--- Start ENTRIES SHOWN ---

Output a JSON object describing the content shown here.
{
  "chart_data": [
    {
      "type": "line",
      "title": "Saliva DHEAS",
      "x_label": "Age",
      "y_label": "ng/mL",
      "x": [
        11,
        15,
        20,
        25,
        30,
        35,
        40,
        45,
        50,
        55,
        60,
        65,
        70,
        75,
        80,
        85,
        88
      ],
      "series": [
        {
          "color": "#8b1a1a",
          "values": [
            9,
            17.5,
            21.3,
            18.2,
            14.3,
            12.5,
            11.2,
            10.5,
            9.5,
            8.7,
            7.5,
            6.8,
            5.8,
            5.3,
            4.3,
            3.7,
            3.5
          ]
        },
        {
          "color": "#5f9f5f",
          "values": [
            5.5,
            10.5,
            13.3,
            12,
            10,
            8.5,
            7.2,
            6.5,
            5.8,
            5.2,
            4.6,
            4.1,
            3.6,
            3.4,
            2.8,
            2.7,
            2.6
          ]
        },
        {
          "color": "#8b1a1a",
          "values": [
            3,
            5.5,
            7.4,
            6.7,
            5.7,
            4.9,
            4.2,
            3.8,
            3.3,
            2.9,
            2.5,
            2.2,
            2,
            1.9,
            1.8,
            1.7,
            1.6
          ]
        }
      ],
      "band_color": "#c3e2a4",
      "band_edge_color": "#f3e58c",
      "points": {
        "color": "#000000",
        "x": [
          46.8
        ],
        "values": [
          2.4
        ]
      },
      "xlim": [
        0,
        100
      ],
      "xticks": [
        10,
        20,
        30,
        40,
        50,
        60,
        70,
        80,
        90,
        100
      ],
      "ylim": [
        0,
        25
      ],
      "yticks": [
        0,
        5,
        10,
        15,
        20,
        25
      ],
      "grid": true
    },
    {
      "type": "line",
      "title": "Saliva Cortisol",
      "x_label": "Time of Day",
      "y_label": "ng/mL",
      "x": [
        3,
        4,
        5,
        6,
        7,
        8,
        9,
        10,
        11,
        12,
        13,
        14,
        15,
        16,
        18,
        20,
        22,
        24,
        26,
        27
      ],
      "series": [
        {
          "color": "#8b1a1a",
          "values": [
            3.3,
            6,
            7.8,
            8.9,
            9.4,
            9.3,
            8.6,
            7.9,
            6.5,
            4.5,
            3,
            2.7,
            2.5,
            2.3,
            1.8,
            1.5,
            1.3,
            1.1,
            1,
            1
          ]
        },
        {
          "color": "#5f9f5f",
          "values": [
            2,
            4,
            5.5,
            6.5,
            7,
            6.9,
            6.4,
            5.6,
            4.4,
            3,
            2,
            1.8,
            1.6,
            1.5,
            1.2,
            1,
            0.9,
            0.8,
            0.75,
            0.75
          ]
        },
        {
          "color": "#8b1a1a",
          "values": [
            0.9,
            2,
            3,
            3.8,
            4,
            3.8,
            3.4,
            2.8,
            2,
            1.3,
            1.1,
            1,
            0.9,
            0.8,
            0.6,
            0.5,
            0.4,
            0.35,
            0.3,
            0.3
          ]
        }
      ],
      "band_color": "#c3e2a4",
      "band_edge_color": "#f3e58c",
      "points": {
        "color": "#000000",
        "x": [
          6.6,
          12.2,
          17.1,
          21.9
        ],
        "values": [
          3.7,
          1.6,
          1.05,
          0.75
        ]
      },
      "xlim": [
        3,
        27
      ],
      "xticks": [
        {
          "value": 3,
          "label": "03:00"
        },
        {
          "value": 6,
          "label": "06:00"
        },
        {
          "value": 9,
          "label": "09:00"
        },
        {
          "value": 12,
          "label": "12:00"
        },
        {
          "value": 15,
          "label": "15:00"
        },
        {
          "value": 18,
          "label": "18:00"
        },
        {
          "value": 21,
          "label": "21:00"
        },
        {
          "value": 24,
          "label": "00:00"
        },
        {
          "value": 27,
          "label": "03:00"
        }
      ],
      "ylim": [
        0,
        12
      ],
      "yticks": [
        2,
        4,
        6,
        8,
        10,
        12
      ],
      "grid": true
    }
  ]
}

--- End ENTRIES SHOWN ---

Set every line of the listing down word for word.

→ SOLUTION FOR THIS PROBLEM
Output a JSON object describing the content shown here.
{
  "chart_data": [
    {
      "type": "line",
      "title": "Saliva DHEAS",
      "x_label": "Age",
      "y_label": "ng/mL",
      "x": [
        11,
        15,
        20,
        25,
        30,
        35,
        40,
        45,
        50,
        55,
        60,
        65,
        70,
        75,
        80,
        85,
        88
      ],
      "series": [
        {
          "color": "#8b1a1a",
          "values": [
            9,
            17.5,
            21.3,
            18.2,
            14.3,
            12.5,
            11.2,
            10.5,
            9.5,
            8.7,
            7.5,
            6.8,
            5.8,
            5.3,
            4.3,
            3.7,
            3.5
          ]
        },
        {
          "color": "#5f9f5f",
          "values": [
            5.5,
            10.5,
            13.3,
            12,
            10,
            8.5,
            7.2,
            6.5,
            5.8,
            5.2,
            4.6,
            4.1,
            3.6,
            3.4,
            2.8,
            2.7,
            2.6
          ]
        },
        {
          "color": "#8b1a1a",
          "values": [
            3,
            5.5,
            7.4,
            6.7,
            5.7,
            4.9,
            4.2,
            3.8,
            3.3,
            2.9,
            2.5,
            2.2,
            2,
            1.9,
            1.8,
            1.7,
            1.6
          ]
        }
      ],
      "band_color": "#c3e2a4",
      "band_edge_color": "#f3e58c",
      "points": {
        "color": "#000000",
        "x": [
          46.8
        ],
        "values": [
          2.4
        ]
      },
      "xlim": [
        0,
        100
      ],
      "xticks": [
        10,
        20,
        30,
        40,
        50,
        60,
        70,
        80,
        90,
        100
      ],
      "ylim": [
        0,
        25
      ],
      "yticks": [
        0,
        5,
        10,
        15,
        20,
        25
      ],
      "grid": true
    },
    {
      "type": "line",
      "title": "Saliva Cortisol",
      "x_label": "Time of Day",
      "y_label": "ng/mL",
      "x": [
        3,
        4,
        5,
        6,
        7,
        8,
        9,
        10,
        11,
        12,
        13,
        14,
        15,
        16,
        18,
        20,
        22,
        24,
        26,
        27
      ],
      "series": [
        {
          "color": "#8b1a1a",
          "values": [
            3.3,
            6,
            7.8,
            8.9,
            9.4,
            9.3,
            8.6,
            7.9,
            6.5,
            4.5,
            3,
            2.7,
            2.5,
            2.3,
            1.8,
            1.5,
            1.3,
            1.1,
            1,
            1
          ]
        },
        {
          "color": "#5f9f5f",
          "values": [
            2,
            4,
            5.5,
            6.5,
            7,
            6.9,
            6.4,
            5.6,
            4.4,
            3,
            2,
            1.8,
            1.6,
            1.5,
            1.2,
            1,
            0.9,
            0.8,
            0.75,
            0.75
          ]
        },
        {
          "color": "#8b1a1a",
          "values": [
            0.9,
            2,
            3,
            3.8,
            4,
            3.8,
            3.4,
            2.8,
            2,
            1.3,
            1.1,
            1,
            0.9,
            0.8,
            0.6,
            0.5,
            0.4,
            0.35,
            0.3,
            0.3
          ]
        }
      ],
      "band_color": "#c3e2a4",
      "band_edge_color": "#f3e58c",
      "points": {
        "color": "#000000",
        "x": [
          6.6,
          12.2,
          17.1,
          21.9
        ],
        "values": [
          3.7,
          1.6,
          1.05,
          0.75
        ]
      },
      "xlim": [
        3,
        27
      ],
      "xticks": [
        {
          "value": 3,
          "label": "03:00"
        },
        {
          "value": 6,
          "label": "06:00"
        },
        {
          "value": 9,
          "label": "09:00"
        },
        {
          "value": 12,
          "label": "12:00"
        },
        {
          "value": 15,
          "label": "15:00"
        },
        {
          "value": 18,
          "label": "18:00"
        },
        {
          "value": 21,
          "label": "21:00"
        },
        {
          "value": 24,
          "label": "00:00"
        },
        {
          "value": 27,
          "label": "03:00"
        }
      ],
      "ylim": [
        0,
        12
      ],
      "yticks": [
        2,
        4,
        6,
        8,
        10,
        12
      ],
      "grid": true
    }
  ]
}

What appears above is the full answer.